Task to carry out: Copy each line exactly. Drop every picture.

Task inputs:
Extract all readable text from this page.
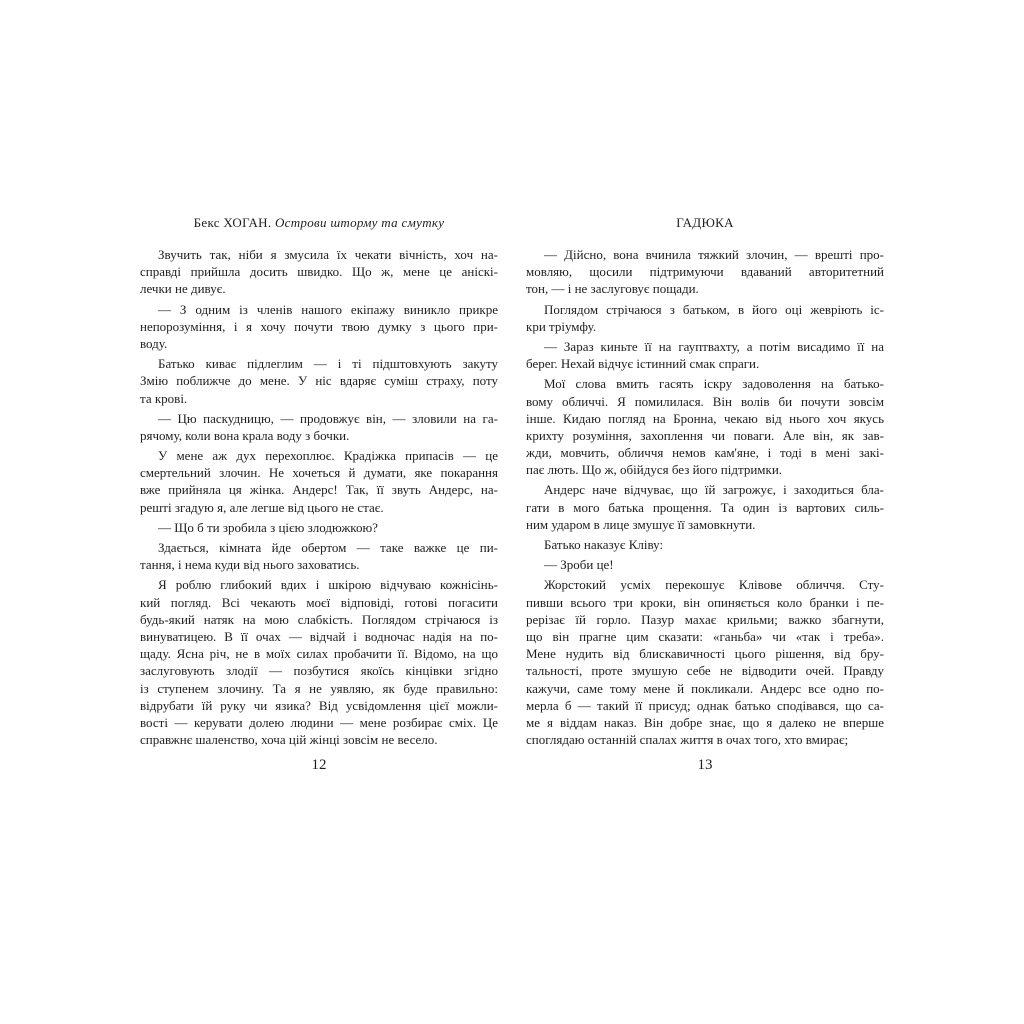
Бекс ХОГАН. Острови шторму та смутку
Звучить так, ніби я змусила їх чекати вічність, хоч на-
справді прийшла досить швидко. Що ж, мене це аніскі-
лечки не дивує.
— З одним із членів нашого екіпажу виникло прикре
непорозуміння, і я хочу почути твою думку з цього при-
воду.
Батько киває підлеглим — і ті підштовхують закуту
Змію поближче до мене. У ніс вдаряє суміш страху, поту
та крові.
— Цю паскудницю, — продовжує він, — зловили на га-
рячому, коли вона крала воду з бочки.
У мене аж дух перехоплює. Крадіжка припасів — це
смертельний злочин. Не хочеться й думати, яке покарання
вже прийняла ця жінка. Андерс! Так, її звуть Андерс, на-
решті згадую я, але легше від цього не стає.
— Що б ти зробила з цією злодюжкою?
Здається, кімната йде обертом — таке важке це пи-
тання, і нема куди від нього заховатись.
Я роблю глибокий вдих і шкірою відчуваю кожнісінь-
кий погляд. Всі чекають моєї відповіді, готові погасити
будь-який натяк на мою слабкість. Поглядом стрічаюся із
винуватицею. В її очах — відчай і водночас надія на по-
щаду. Ясна річ, не в моїх силах пробачити її. Відомо, на що
заслуговують злодії — позбутися якоїсь кінцівки згідно
із ступенем злочину. Та я не уявляю, як буде правильно:
відрубати їй руку чи язика? Від усвідомлення цієї можли-
вості — керувати долею людини — мене розбирає сміх. Це
справжнє шаленство, хоча цій жінці зовсім не весело.
ГАДЮКА
— Дійсно, вона вчинила тяжкий злочин, — врешті про-
мовляю, щосили підтримуючи вдаваний авторитетний
тон, — і не заслуговує пощади.
Поглядом стрічаюся з батьком, в його оці жевріють іс-
кри тріумфу.
— Зараз киньте її на гауптвахту, а потім висадимо її на
берег. Нехай відчує істинний смак спраги.
Мої слова вмить гасять іскру задоволення на батько-
вому обличчі. Я помилилася. Він волів би почути зовсім
інше. Кидаю погляд на Бронна, чекаю від нього хоч якусь
крихту розуміння, захоплення чи поваги. Але він, як зав-
жди, мовчить, обличчя немов кам'яне, і тоді в мені закі-
пає лють. Що ж, обійдуся без його підтримки.
Андерс наче відчуває, що їй загрожує, і заходиться бла-
гати в мого батька прощення. Та один із вартових силь-
ним ударом в лице змушує її замовкнути.
Батько наказує Кліву:
— Зроби це!
Жорстокий усміх перекошує Клівове обличчя. Сту-
пивши всього три кроки, він опиняється коло бранки і пе-
рерізає їй горло. Пазур махає крильми; важко збагнути,
що він прагне цим сказати: «ганьба» чи «так і треба».
Мене нудить від блискавичності цього рішення, від бру-
тальності, проте змушую себе не відводити очей. Правду
кажучи, саме тому мене й покликали. Андерс все одно по-
мерла б — такий її присуд; однак батько сподівався, що са-
ме я віддам наказ. Він добре знає, що я далеко не вперше
споглядаю останній спалах життя в очах того, хто вмирає;
12	13
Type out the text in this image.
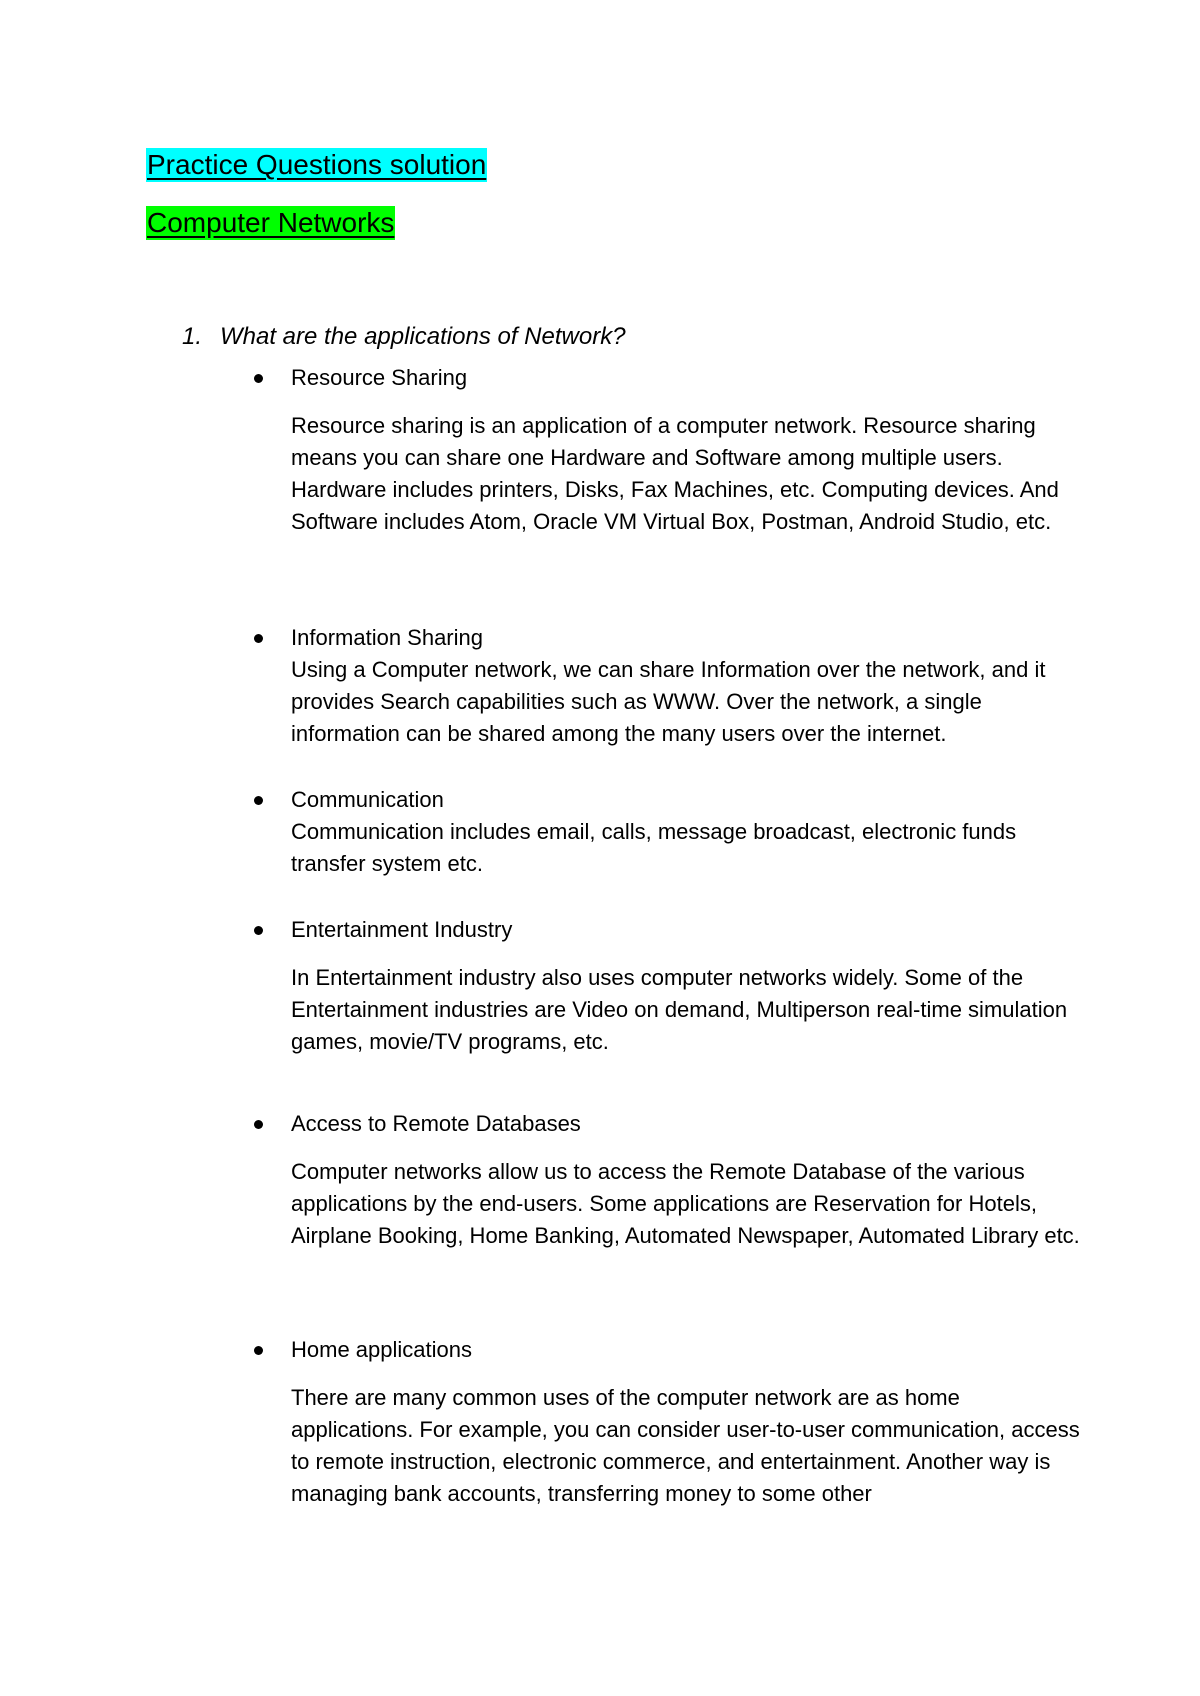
Practice Questions solution
Computer Networks
1. What are the applications of Network?
Resource Sharing

Resource sharing is an application of a computer network. Resource sharing means you can share one Hardware and Software among multiple users. Hardware includes printers, Disks, Fax Machines, etc. Computing devices. And Software includes Atom, Oracle VM Virtual Box, Postman, Android Studio, etc.

Information Sharing

Using a Computer network, we can share Information over the network, and it provides Search capabilities such as WWW. Over the network, a single information can be shared among the many users over the internet.

Communication

Communication includes email, calls, message broadcast, electronic funds transfer system etc.

Entertainment Industry

In Entertainment industry also uses computer networks widely. Some of the Entertainment industries are Video on demand, Multiperson real-time simulation games, movie/TV programs, etc.

Access to Remote Databases

Computer networks allow us to access the Remote Database of the various applications by the end-users. Some applications are Reservation for Hotels, Airplane Booking, Home Banking, Automated Newspaper, Automated Library etc.

Home applications

There are many common uses of the computer network are as home applications. For example, you can consider user-to-user communication, access to remote instruction, electronic commerce, and entertainment. Another way is managing bank accounts, transferring money to some other
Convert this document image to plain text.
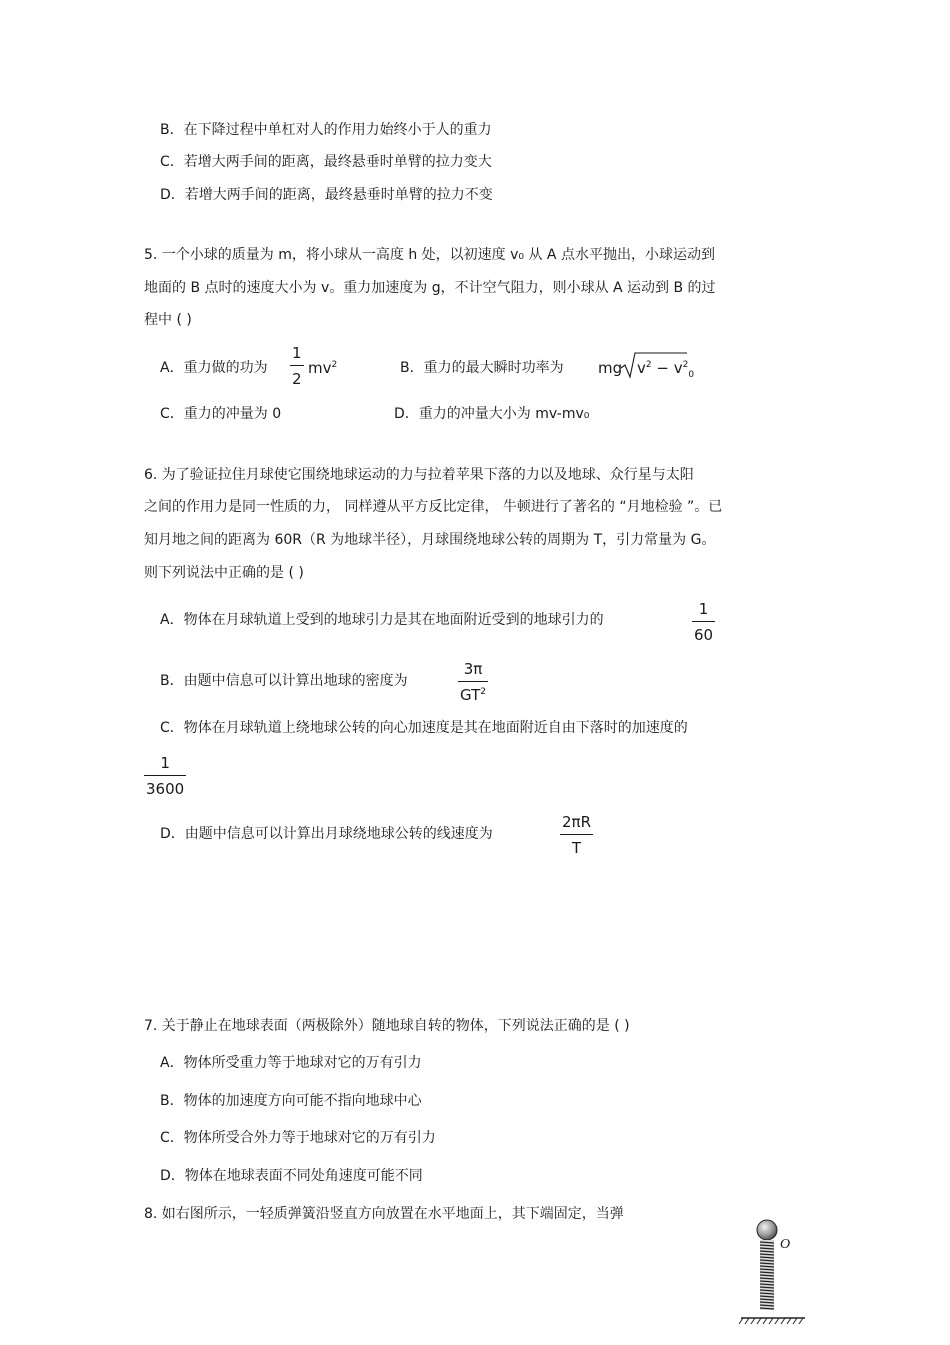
B．在下降过程中单杠对人的作用力始终小于人的重力
C．若增大两手间的距离，最终悬垂时单臂的拉力变大
D．若增大两手间的距离，最终悬垂时单臂的拉力不变
5. 一个小球的质量为 m，将小球从一高度 h 处，以初速度 v₀ 从 A 点水平抛出，小球运动到
地面的 B 点时的速度大小为 v。重力加速度为 g，不计空气阻力，则小球从 A 运动到 B 的过
程中 ( )
A．重力做的功为
1
2
$mv^2$	B．重力的最大瞬时功率为 mg $v^2 - v^2_0$
C．重力的冲量为 0	D．重力的冲量大小为 mv-mv₀
6. 为了验证拉住月球使它围绕地球运动的力与拉着苹果下落的力以及地球、众行星与太阳
之间的作用力是同一性质的力， 同样遵从平方反比定律， 牛顿进行了著名的 “月地检验 ”。已
知月地之间的距离为 60R（R 为地球半径），月球围绕地球公转的周期为 T，引力常量为 G。
则下列说法中正确的是 ( )
A．物体在月球轨道上受到的地球引力是其在地面附近受到的地球引力的
1
60
B．由题中信息可以计算出地球的密度为
3π
$GT^2$
C．物体在月球轨道上绕地球公转的向心加速度是其在地面附近自由下落时的加速度的
1
3600
D．由题中信息可以计算出月球绕地球公转的线速度为
2πR
T
7. 关于静止在地球表面（两极除外）随地球自转的物体，下列说法正确的是 ( )
A．物体所受重力等于地球对它的万有引力
B．物体的加速度方向可能不指向地球中心
C．物体所受合外力等于地球对它的万有引力
D．物体在地球表面不同处角速度可能不同
8. 如右图所示，一轻质弹簧沿竖直方向放置在水平地面上，其下端固定，当弹
O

Solution to this exercise:
Extract all readable text from this page.
Бекс ХОГАН. Острови шторму та смутку
Звучить так, ніби я змусила їх чекати вічність, хоч на-
справді прийшла досить швидко. Що ж, мене це аніскі-
лечки не дивує.
— З одним із членів нашого екіпажу виникло прикре
непорозуміння, і я хочу почути твою думку з цього при-
воду.
Батько киває підлеглим — і ті підштовхують закуту
Змію поближче до мене. У ніс вдаряє суміш страху, поту
та крові.
— Цю паскудницю, — продовжує він, — зловили на га-
рячому, коли вона крала воду з бочки.
У мене аж дух перехоплює. Крадіжка припасів — це
смертельний злочин. Не хочеться й думати, яке покарання
вже прийняла ця жінка. Андерс! Так, її звуть Андерс, на-
решті згадую я, але легше від цього не стає.
— Що б ти зробила з цією злодюжкою?
Здається, кімната йде обертом — таке важке це пи-
тання, і нема куди від нього заховатись.
Я роблю глибокий вдих і шкірою відчуваю кожнісінь-
кий погляд. Всі чекають моєї відповіді, готові погасити
будь-який натяк на мою слабкість. Поглядом стрічаюся із
винуватицею. В її очах — відчай і водночас надія на по-
щаду. Ясна річ, не в моїх силах пробачити її. Відомо, на що
заслуговують злодії — позбутися якоїсь кінцівки згідно
із ступенем злочину. Та я не уявляю, як буде правильно:
відрубати їй руку чи язика? Від усвідомлення цієї можли-
вості — керувати долею людини — мене розбирає сміх. Це
справжнє шаленство, хоча цій жінці зовсім не весело.
ГАДЮКА
— Дійсно, вона вчинила тяжкий злочин, — врешті про-
мовляю, щосили підтримуючи вдаваний авторитетний
тон, — і не заслуговує пощади.
Поглядом стрічаюся з батьком, в його оці жевріють іс-
кри тріумфу.
— Зараз киньте її на гауптвахту, а потім висадимо її на
берег. Нехай відчує істинний смак спраги.
Мої слова вмить гасять іскру задоволення на батько-
вому обличчі. Я помилилася. Він волів би почути зовсім
інше. Кидаю погляд на Бронна, чекаю від нього хоч якусь
крихту розуміння, захоплення чи поваги. Але він, як зав-
жди, мовчить, обличчя немов кам'яне, і тоді в мені закі-
пає лють. Що ж, обійдуся без його підтримки.
Андерс наче відчуває, що їй загрожує, і заходиться бла-
гати в мого батька прощення. Та один із вартових силь-
ним ударом в лице змушує її замовкнути.
Батько наказує Кліву:
— Зроби це!
Жорстокий усміх перекошує Клівове обличчя. Сту-
пивши всього три кроки, він опиняється коло бранки і пе-
рерізає їй горло. Пазур махає крильми; важко збагнути,
що він прагне цим сказати: «ганьба» чи «так і треба».
Мене нудить від блискавичності цього рішення, від бру-
тальності, проте змушую себе не відводити очей. Правду
кажучи, саме тому мене й покликали. Андерс все одно по-
мерла б — такий її присуд; однак батько сподівався, що са-
ме я віддам наказ. Він добре знає, що я далеко не вперше
споглядаю останній спалах життя в очах того, хто вмирає;
12	13
Type out the text in this image.
Practice Questions solution
Computer Networks
1. What are the applications of Network?
Resource Sharing

Resource sharing is an application of a computer network. Resource sharing means you can share one Hardware and Software among multiple users. Hardware includes printers, Disks, Fax Machines, etc. Computing devices. And Software includes Atom, Oracle VM Virtual Box, Postman, Android Studio, etc.

Information Sharing

Using a Computer network, we can share Information over the network, and it provides Search capabilities such as WWW. Over the network, a single information can be shared among the many users over the internet.

Communication

Communication includes email, calls, message broadcast, electronic funds transfer system etc.

Entertainment Industry

In Entertainment industry also uses computer networks widely. Some of the Entertainment industries are Video on demand, Multiperson real-time simulation games, movie/TV programs, etc.

Access to Remote Databases

Computer networks allow us to access the Remote Database of the various applications by the end-users. Some applications are Reservation for Hotels, Airplane Booking, Home Banking, Automated Newspaper, Automated Library etc.

Home applications

There are many common uses of the computer network are as home applications. For example, you can consider user-to-user communication, access to remote instruction, electronic commerce, and entertainment. Another way is managing bank accounts, transferring money to some other
Convert this document image to plain text.
B．在下降过程中单杠对人的作用力始终小于人的重力
C．若增大两手间的距离，最终悬垂时单臂的拉力变大
D．若增大两手间的距离，最终悬垂时单臂的拉力不变
5. 一个小球的质量为 m，将小球从一高度 h 处，以初速度 v₀ 从 A 点水平抛出，小球运动到
地面的 B 点时的速度大小为 v。重力加速度为 g，不计空气阻力，则小球从 A 运动到 B 的过
程中 ( )
A．重力做的功为
1
2
$mv^2$	B．重力的最大瞬时功率为 mg $v^2 - v^2_0$
C．重力的冲量为 0	D．重力的冲量大小为 mv-mv₀
6. 为了验证拉住月球使它围绕地球运动的力与拉着苹果下落的力以及地球、众行星与太阳
之间的作用力是同一性质的力， 同样遵从平方反比定律， 牛顿进行了著名的 “月地检验 ”。已
知月地之间的距离为 60R（R 为地球半径），月球围绕地球公转的周期为 T，引力常量为 G。
则下列说法中正确的是 ( )
A．物体在月球轨道上受到的地球引力是其在地面附近受到的地球引力的
1
60
B．由题中信息可以计算出地球的密度为
3π
$GT^2$
C．物体在月球轨道上绕地球公转的向心加速度是其在地面附近自由下落时的加速度的
1
3600
D．由题中信息可以计算出月球绕地球公转的线速度为
2πR
T
7. 关于静止在地球表面（两极除外）随地球自转的物体，下列说法正确的是 ( )
A．物体所受重力等于地球对它的万有引力
B．物体的加速度方向可能不指向地球中心
C．物体所受合外力等于地球对它的万有引力
D．物体在地球表面不同处角速度可能不同
8. 如右图所示，一轻质弹簧沿竖直方向放置在水平地面上，其下端固定，当弹
O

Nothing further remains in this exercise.